— begin Material for this exercise —

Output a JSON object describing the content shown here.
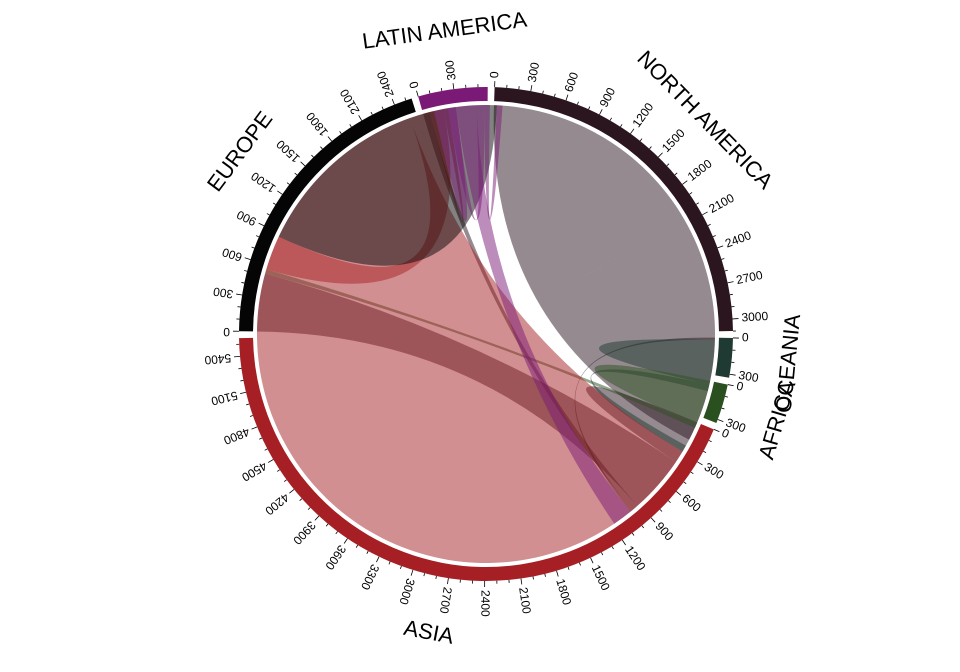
{
  "chart_data": {
    "type": "chord",
    "title": "",
    "sectors": [
      {
        "name": "NORTH AMERICA",
        "total": 3100,
        "color": "#2b1620",
        "ticks": [
          0,
          300,
          600,
          900,
          1200,
          1500,
          1800,
          2100,
          2400,
          2700,
          3000
        ]
      },
      {
        "name": "OCEANIA",
        "total": 330,
        "color": "#1f3a32",
        "ticks": [
          0,
          300
        ]
      },
      {
        "name": "AFRICA",
        "total": 330,
        "color": "#2b5020",
        "ticks": [
          0,
          300
        ]
      },
      {
        "name": "ASIA",
        "total": 5550,
        "color": "#a61f24",
        "ticks": [
          0,
          300,
          600,
          900,
          1200,
          1500,
          1800,
          2100,
          2400,
          2700,
          3000,
          3300,
          3600,
          3900,
          4200,
          4500,
          4800,
          5100,
          5400
        ]
      },
      {
        "name": "EUROPE",
        "total": 2550,
        "color": "#050505",
        "ticks": [
          0,
          300,
          600,
          900,
          1200,
          1500,
          1800,
          2100,
          2400
        ]
      },
      {
        "name": "LATIN AMERICA",
        "total": 580,
        "color": "#7a1a76",
        "ticks": [
          0,
          300
        ]
      }
    ],
    "flows": [
      {
        "from": "NORTH AMERICA",
        "to": "NORTH AMERICA",
        "value": 2050
      },
      {
        "from": "NORTH AMERICA",
        "to": "ASIA",
        "value": 230
      },
      {
        "from": "NORTH AMERICA",
        "to": "EUROPE",
        "value": 520
      },
      {
        "from": "NORTH AMERICA",
        "to": "LATIN AMERICA",
        "value": 60
      },
      {
        "from": "NORTH AMERICA",
        "to": "OCEANIA",
        "value": 20
      },
      {
        "from": "OCEANIA",
        "to": "OCEANIA",
        "value": 200
      },
      {
        "from": "OCEANIA",
        "to": "ASIA",
        "value": 60
      },
      {
        "from": "AFRICA",
        "to": "AFRICA",
        "value": 200
      },
      {
        "from": "AFRICA",
        "to": "EUROPE",
        "value": 40
      },
      {
        "from": "ASIA",
        "to": "ASIA",
        "value": 3900
      },
      {
        "from": "ASIA",
        "to": "EUROPE",
        "value": 310
      },
      {
        "from": "ASIA",
        "to": "LATIN AMERICA",
        "value": 40
      },
      {
        "from": "EUROPE",
        "to": "EUROPE",
        "value": 1200
      },
      {
        "from": "LATIN AMERICA",
        "to": "LATIN AMERICA",
        "value": 100
      },
      {
        "from": "LATIN AMERICA",
        "to": "NORTH AMERICA",
        "value": 180
      },
      {
        "from": "LATIN AMERICA",
        "to": "ASIA",
        "value": 70
      },
      {
        "from": "LATIN AMERICA",
        "to": "EUROPE",
        "value": 50
      }
    ]
  }
}
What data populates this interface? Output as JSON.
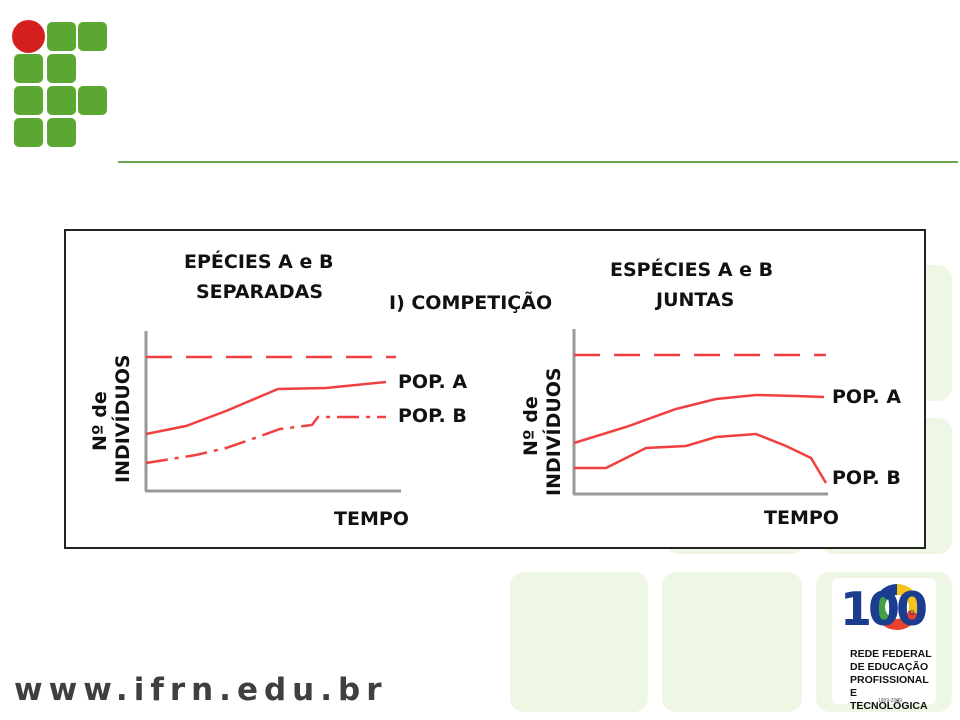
{
  "figure": {
    "left_panel": {
      "title_line1": "EPÉCIES A e B",
      "title_line2": "SEPARADAS",
      "ylabel_line1": "Nº de",
      "ylabel_line2": "INDIVÍDUOS",
      "xlabel": "TEMPO",
      "label_a": "POP. A",
      "label_b": "POP. B"
    },
    "center_title": "I) COMPETIÇÃO",
    "right_panel": {
      "title_line1": "ESPÉCIES A e B",
      "title_line2": "JUNTAS",
      "ylabel_line1": "Nº de",
      "ylabel_line2": "INDIVÍDUOS",
      "xlabel": "TEMPO",
      "label_a": "POP. A",
      "label_b": "POP. B"
    },
    "colors": {
      "curve": "#f04040",
      "axis": "#999999"
    }
  },
  "footer": {
    "url": "www.ifrn.edu.br",
    "badge_number": "100",
    "badge_anos": "A N O S",
    "badge_line1": "REDE FEDERAL",
    "badge_line2": "DE EDUCAÇÃO",
    "badge_line3": "PROFISSIONAL",
    "badge_line4": "E TECNOLÓGICA",
    "badge_years": "1909-2009"
  },
  "colors": {
    "logo_green": "#5aa832",
    "logo_red": "#d41f1f",
    "rule": "#6aa84f"
  }
}
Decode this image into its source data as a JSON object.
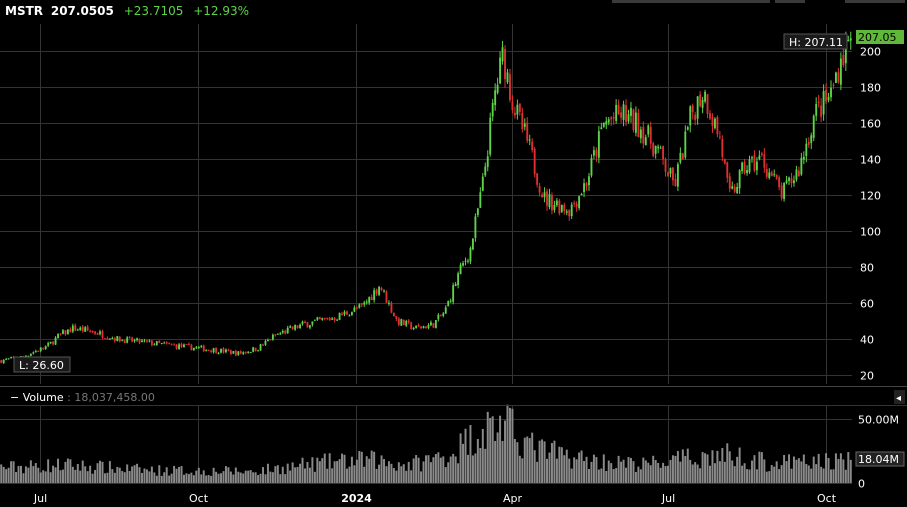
{
  "header": {
    "symbol": "MSTR",
    "price": "207.0505",
    "change": "+23.7105",
    "change_pct": "+12.93%"
  },
  "colors": {
    "up": "#5fd34a",
    "down": "#e03030",
    "volume": "#8a8a8a",
    "grid": "#333333",
    "price_tag": "#5fb83a"
  },
  "chart_data": {
    "type": "candlestick",
    "symbol": "MSTR",
    "ylim": [
      15,
      215
    ],
    "yticks": [
      20,
      40,
      60,
      80,
      100,
      120,
      140,
      160,
      180,
      200
    ],
    "x_labels": [
      "Jul",
      "Oct",
      "2024",
      "Apr",
      "Jul",
      "Oct"
    ],
    "x_label_dates": [
      "2023-07-01",
      "2023-10-01",
      "2024-01-01",
      "2024-04-01",
      "2024-07-01",
      "2024-10-01"
    ],
    "x_range": [
      "2023-06-08",
      "2024-10-16"
    ],
    "high_label": "H: 207.11",
    "high_value": 207.11,
    "low_label": "L: 26.60",
    "low_value": 26.6,
    "last_price_label": "207.05",
    "last_price": 207.05,
    "price_path": [
      [
        "2023-06-08",
        28
      ],
      [
        "2023-06-20",
        30
      ],
      [
        "2023-07-05",
        36
      ],
      [
        "2023-07-12",
        42
      ],
      [
        "2023-07-20",
        46
      ],
      [
        "2023-08-01",
        44
      ],
      [
        "2023-08-15",
        40
      ],
      [
        "2023-09-01",
        38
      ],
      [
        "2023-09-20",
        36
      ],
      [
        "2023-10-10",
        34
      ],
      [
        "2023-10-25",
        32
      ],
      [
        "2023-11-05",
        35
      ],
      [
        "2023-11-15",
        42
      ],
      [
        "2023-12-01",
        48
      ],
      [
        "2023-12-20",
        52
      ],
      [
        "2024-01-05",
        58
      ],
      [
        "2024-01-15",
        70
      ],
      [
        "2024-01-25",
        50
      ],
      [
        "2024-02-05",
        46
      ],
      [
        "2024-02-15",
        48
      ],
      [
        "2024-02-22",
        55
      ],
      [
        "2024-03-01",
        76
      ],
      [
        "2024-03-08",
        90
      ],
      [
        "2024-03-15",
        125
      ],
      [
        "2024-03-22",
        175
      ],
      [
        "2024-03-27",
        198
      ],
      [
        "2024-04-02",
        170
      ],
      [
        "2024-04-10",
        150
      ],
      [
        "2024-04-20",
        118
      ],
      [
        "2024-04-28",
        115
      ],
      [
        "2024-05-05",
        112
      ],
      [
        "2024-05-15",
        128
      ],
      [
        "2024-05-25",
        160
      ],
      [
        "2024-06-05",
        165
      ],
      [
        "2024-06-15",
        158
      ],
      [
        "2024-06-25",
        145
      ],
      [
        "2024-07-05",
        125
      ],
      [
        "2024-07-15",
        165
      ],
      [
        "2024-07-22",
        178
      ],
      [
        "2024-08-01",
        150
      ],
      [
        "2024-08-06",
        118
      ],
      [
        "2024-08-15",
        135
      ],
      [
        "2024-08-25",
        140
      ],
      [
        "2024-09-06",
        120
      ],
      [
        "2024-09-16",
        135
      ],
      [
        "2024-09-25",
        165
      ],
      [
        "2024-10-04",
        175
      ],
      [
        "2024-10-10",
        195
      ],
      [
        "2024-10-16",
        207.05
      ]
    ],
    "volume": {
      "label": "Volume",
      "last_value": "18,037,458.00",
      "ylim": [
        0,
        60
      ],
      "unit": "M",
      "yticks": [
        0,
        50
      ],
      "ytick_labels": [
        "0",
        "50.00M"
      ],
      "last_tag": "18.04M",
      "last_millions": 18.04,
      "profile": [
        [
          "2023-06-08",
          12
        ],
        [
          "2023-07-15",
          14
        ],
        [
          "2023-09-01",
          10
        ],
        [
          "2023-11-01",
          9
        ],
        [
          "2023-12-15",
          16
        ],
        [
          "2024-01-10",
          18
        ],
        [
          "2024-02-01",
          14
        ],
        [
          "2024-02-25",
          22
        ],
        [
          "2024-03-15",
          42
        ],
        [
          "2024-03-27",
          46
        ],
        [
          "2024-04-15",
          26
        ],
        [
          "2024-05-15",
          18
        ],
        [
          "2024-06-15",
          14
        ],
        [
          "2024-07-20",
          20
        ],
        [
          "2024-08-06",
          22
        ],
        [
          "2024-09-01",
          15
        ],
        [
          "2024-10-01",
          17
        ],
        [
          "2024-10-16",
          18
        ]
      ]
    }
  }
}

— end Material for this exercise —

Show all lines from the data above in which the word "JSON" appears.

Output a JSON object describing the content shown here.
What data populates this interface? Output as JSON.
Decode this image into its source data as a JSON object.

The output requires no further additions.